### CHALLENGE 1:
Can you copy, word for word, the part of the SQL post below from "Despite it’s possible" up to and including "deletion or renaming)."?

All posts

SQL trick with many-to-many tables

📅 Created 2 months ago 👁️ 160

🏷️ #programming #javascript #typescript #sql

So here was my issue:

Given a many-to-many table (e.g., tagged_posts),
Select all posts which have all given tags.

A bit of context: PostgreSQL1; the Typescript backend; no ORM, just a pg package.
On the SQL side, I deliberately went for classic SQL many-to-many modelling way.

SQL many-to-many
posts {
  id:         PK
  -- ...
}

tags {
  tag:        PK
}

tagged_posts {
  post_id:    FK ref(post.id)
  tag:        FK ref(tags.tag)
  ---
  PK          (post_id, tag)
  INDEX ON    post_id
  INDEX ON    tag
}

Despite it’s possible to use JSON(B) array/object as tagged_posts.tags, I decided not to go that way due to more complicated queries and issues with managing tags integrity (e.g., global tag deletion or renaming).


At first glance

At first glance , I’d do something like this:

SELECT tp1.post_id
FROM tagged_posts AS tp1
JOIN tagged_posts AS tp2
  ON tp2.post_id = tp1.post_id AND tp2.tag = :tag2
JOIN tagged_posts AS tp3
  ON tp3.post_id = tp1.post_id AND tp3.tag = :tag3
--- and so on
WHERE tp1.tag = :tag1

…or even rewriting it in WITH (...) SELECT syntax.

💩 However, self-joins don’t feel right. Especially when number of tags becomes 4+: this way is too greedy on RAM.

Slightly better way

SELECT DISTINCT tp.post_id FROM tagged_posts AS tp
WHERE
  EXISTS (SELECT 1 FROM tagged_posts WHERE post_id = tp.post_id AND tag = :tag1)

### CHALLENGE 2:
Which lines of the listing below run from the line with "- tick-label: 3.0: [287, 336, 302, 348]" up to and including the line with "- tick-label: 1.0: [36, 148, 51, 160]"? Reproduce only those lines, unchanged.

### PROVIDED DATA:
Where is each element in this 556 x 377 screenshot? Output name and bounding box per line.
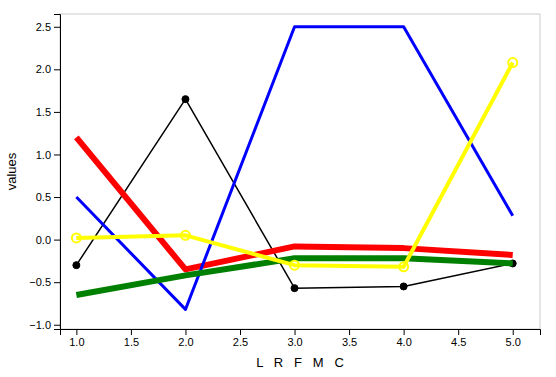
- tick-label: 3.0: [287, 336, 302, 348]
- tick-mark: [131, 329, 132, 335]
- tick-label: 1.5: [124, 336, 139, 348]
- point: [291, 285, 298, 292]
- tick-label: 5.0: [506, 336, 521, 348]
- series-line: [76, 27, 512, 310]
- tick: 3.0: [287, 329, 302, 348]
- tick-label: −0.5: [29, 276, 51, 288]
- tick-mark: [76, 329, 77, 335]
- tick-label: 4.0: [396, 336, 411, 348]
- tick-mark: [54, 282, 60, 283]
- x-axis-line: [61, 330, 541, 336]
- tick: 4.0: [396, 329, 411, 348]
- tick-mark: [513, 329, 514, 335]
- y-axis-line: [54, 15, 61, 330]
- tick-label: 0.5: [36, 191, 51, 203]
- tick-label: 2.5: [233, 336, 248, 348]
- point: [400, 283, 407, 290]
- tick-mark: [458, 329, 459, 335]
- tick-mark: [295, 329, 296, 335]
- plot: 1.0 1.5 2.0 2.5 3.0 3.5 4.0 4.5 5.0 −1.0 −0.5 0.0 0.…: [29, 14, 540, 348]
- tick-mark: [54, 69, 60, 70]
- tick-label: 2.0: [178, 336, 193, 348]
- tick: −1.0: [29, 319, 60, 331]
- y-axis: −1.0 −0.5 0.0 0.5 1.0 1.5 2.0 2.5: [29, 15, 60, 331]
- point: [73, 262, 80, 269]
- tick-label: −1.0: [29, 319, 51, 331]
- point: [508, 58, 517, 67]
- chart: 1.0 1.5 2.0 2.5 3.0 3.5 4.0 4.5 5.0 −1.0 −0.5 0.0 0.…: [0, 0, 556, 377]
- plot-frame: [60, 14, 540, 329]
- marks: [72, 27, 517, 310]
- point: [72, 233, 81, 242]
- tick-label: 2.5: [36, 21, 51, 33]
- tick-mark: [54, 240, 60, 241]
- x-axis: 1.0 1.5 2.0 2.5 3.0 3.5 4.0 4.5 5.0: [61, 329, 541, 348]
- tick-label: 1.0: [69, 336, 84, 348]
- series-line: [76, 137, 512, 269]
- tick-mark: [404, 329, 405, 335]
- tick-mark: [240, 329, 241, 335]
- tick: 2.0: [36, 63, 60, 75]
- tick-mark: [54, 197, 60, 198]
- tick-mark: [54, 112, 60, 113]
- tick-label: 1.0: [36, 148, 51, 160]
- tick: 1.5: [36, 106, 60, 118]
- tick-label: 3.5: [342, 336, 357, 348]
- x-axis-title: L R F M C: [256, 355, 344, 370]
- point: [182, 96, 189, 103]
- tick: 5.0: [506, 329, 521, 348]
- tick-mark: [54, 27, 60, 28]
- point: [181, 231, 190, 240]
- tick-label: 4.5: [451, 336, 466, 348]
- point: [290, 261, 299, 270]
- tick: 0.5: [36, 191, 60, 203]
- point: [399, 262, 408, 271]
- tick-mark: [54, 325, 60, 326]
- tick: 1.0: [36, 148, 60, 160]
- tick: 2.0: [178, 329, 193, 348]
- tick-label: 2.0: [36, 63, 51, 75]
- series-line: [76, 63, 512, 267]
- tick-label: 0.0: [36, 234, 51, 246]
- tick-mark: [349, 329, 350, 335]
- tick: 0.0: [36, 234, 60, 246]
- y-axis-title: values: [4, 152, 19, 190]
- tick: 2.5: [36, 21, 60, 33]
- tick: 2.5: [233, 329, 248, 348]
- tick: −0.5: [29, 276, 60, 288]
- tick: 1.0: [69, 329, 84, 348]
- tick: 1.5: [124, 329, 139, 348]
- tick: 4.5: [451, 329, 466, 348]
- tick: 3.5: [342, 329, 357, 348]
- tick-mark: [185, 329, 186, 335]
- tick-label: 1.5: [36, 106, 51, 118]
- tick-mark: [54, 154, 60, 155]
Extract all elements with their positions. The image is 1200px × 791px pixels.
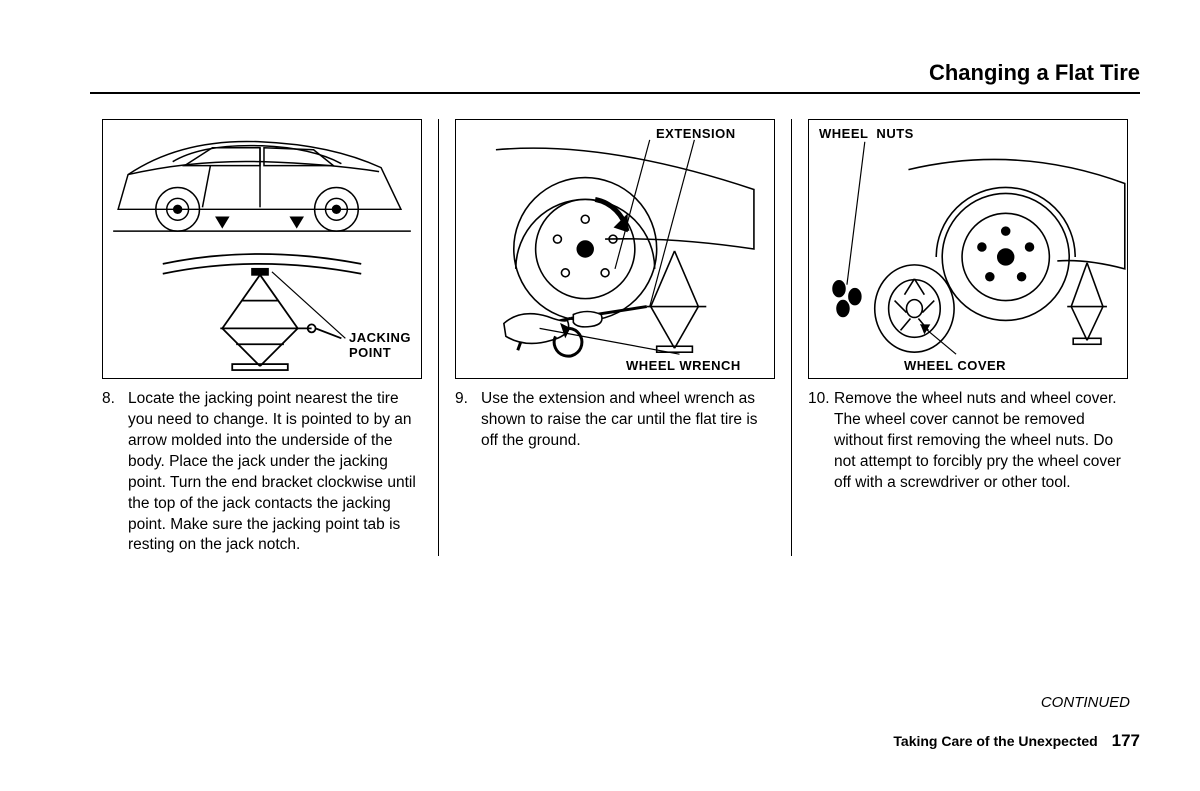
wheel-cover-illustration — [809, 120, 1127, 378]
footer-section: Taking Care of the Unexpected — [893, 733, 1097, 749]
callout-jacking-point: JACKING POINT — [349, 330, 411, 360]
step-10: 10. Remove the wheel nuts and wheel cove… — [808, 389, 1128, 494]
callout-wheel-nuts: WHEEL NUTS — [819, 126, 914, 141]
wheel-wrench-illustration — [456, 120, 774, 378]
step-number: 10. — [808, 389, 834, 494]
figure-wheel-cover: WHEEL NUTS WHEEL COVER — [808, 119, 1128, 379]
step-text: Locate the jacking point nearest the tir… — [128, 389, 422, 556]
step-text: Use the extension and wheel wrench as sh… — [481, 389, 775, 452]
manual-page: Changing a Flat Tire — [0, 0, 1200, 791]
column-divider — [791, 119, 792, 556]
figure-wheel-wrench: EXTENSION WHEEL WRENCH — [455, 119, 775, 379]
callout-extension: EXTENSION — [656, 126, 736, 141]
columns: JACKING POINT 8. Locate the jacking poin… — [90, 119, 1140, 556]
column-1: JACKING POINT 8. Locate the jacking poin… — [90, 119, 434, 556]
footer-page-number: 177 — [1112, 731, 1140, 750]
column-3: WHEEL NUTS WHEEL COVER 10. Remove the wh… — [796, 119, 1140, 556]
step-9: 9. Use the extension and wheel wrench as… — [455, 389, 775, 452]
column-divider — [438, 119, 439, 556]
step-number: 8. — [102, 389, 128, 556]
column-2: EXTENSION WHEEL WRENCH 9. Use the extens… — [443, 119, 787, 556]
callout-wheel-cover: WHEEL COVER — [904, 358, 1006, 373]
step-text: Remove the wheel nuts and wheel cover. T… — [834, 389, 1128, 494]
callout-wheel-wrench: WHEEL WRENCH — [626, 358, 741, 373]
page-footer: Taking Care of the Unexpected 177 — [893, 731, 1140, 751]
step-8: 8. Locate the jacking point nearest the … — [102, 389, 422, 556]
continued-label: CONTINUED — [1041, 694, 1130, 711]
step-number: 9. — [455, 389, 481, 452]
page-title: Changing a Flat Tire — [90, 60, 1140, 94]
figure-jacking-point: JACKING POINT — [102, 119, 422, 379]
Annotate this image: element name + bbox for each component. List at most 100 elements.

### EXERCISE RESULT 1:
Despite it’s possible to use JSON(B) array/object as tagged_posts.tags, I decided not to go that way due to more complicated queries and issues with managing tags integrity (e.g., global tag deletion or renaming).

### EXERCISE RESULT 2:
- tick-label: 3.0: [287, 336, 302, 348]
- tick-mark: [131, 329, 132, 335]
- tick-label: 1.5: [124, 336, 139, 348]
- point: [291, 285, 298, 292]
- tick-label: 5.0: [506, 336, 521, 348]
- series-line: [76, 27, 512, 310]
- tick: 3.0: [287, 329, 302, 348]
- tick-label: −0.5: [29, 276, 51, 288]
- tick-mark: [76, 329, 77, 335]
- tick-label: 4.0: [396, 336, 411, 348]
- tick-mark: [54, 282, 60, 283]
- x-axis-line: [61, 330, 541, 336]
- tick: 4.0: [396, 329, 411, 348]
- tick-mark: [513, 329, 514, 335]
- y-axis-line: [54, 15, 61, 330]
- tick-label: 0.5: [36, 191, 51, 203]
- tick-label: 2.5: [233, 336, 248, 348]
- point: [400, 283, 407, 290]
- tick-mark: [458, 329, 459, 335]
- tick-mark: [295, 329, 296, 335]
- plot: 1.0 1.5 2.0 2.5 3.0 3.5 4.0 4.5 5.0 −1.0 −0.5 0.0 0.…: [29, 14, 540, 348]
- tick-mark: [54, 69, 60, 70]
- tick-label: 2.0: [178, 336, 193, 348]
- tick: −1.0: [29, 319, 60, 331]
- y-axis: −1.0 −0.5 0.0 0.5 1.0 1.5 2.0 2.5: [29, 15, 60, 331]
- point: [73, 262, 80, 269]
- tick-label: −1.0: [29, 319, 51, 331]
- point: [508, 58, 517, 67]
- chart: 1.0 1.5 2.0 2.5 3.0 3.5 4.0 4.5 5.0 −1.0 −0.5 0.0 0.…: [0, 0, 556, 377]
- plot-frame: [60, 14, 540, 329]
- marks: [72, 27, 517, 310]
- point: [72, 233, 81, 242]
- tick-label: 2.5: [36, 21, 51, 33]
- tick-mark: [54, 240, 60, 241]
- x-axis: 1.0 1.5 2.0 2.5 3.0 3.5 4.0 4.5 5.0: [61, 329, 541, 348]
- tick-label: 1.0: [69, 336, 84, 348]
- series-line: [76, 137, 512, 269]
- tick-mark: [404, 329, 405, 335]
- tick-mark: [240, 329, 241, 335]
- tick: 2.0: [36, 63, 60, 75]
- tick-mark: [54, 197, 60, 198]
- tick-mark: [54, 112, 60, 113]
- tick-label: 1.0: [36, 148, 51, 160]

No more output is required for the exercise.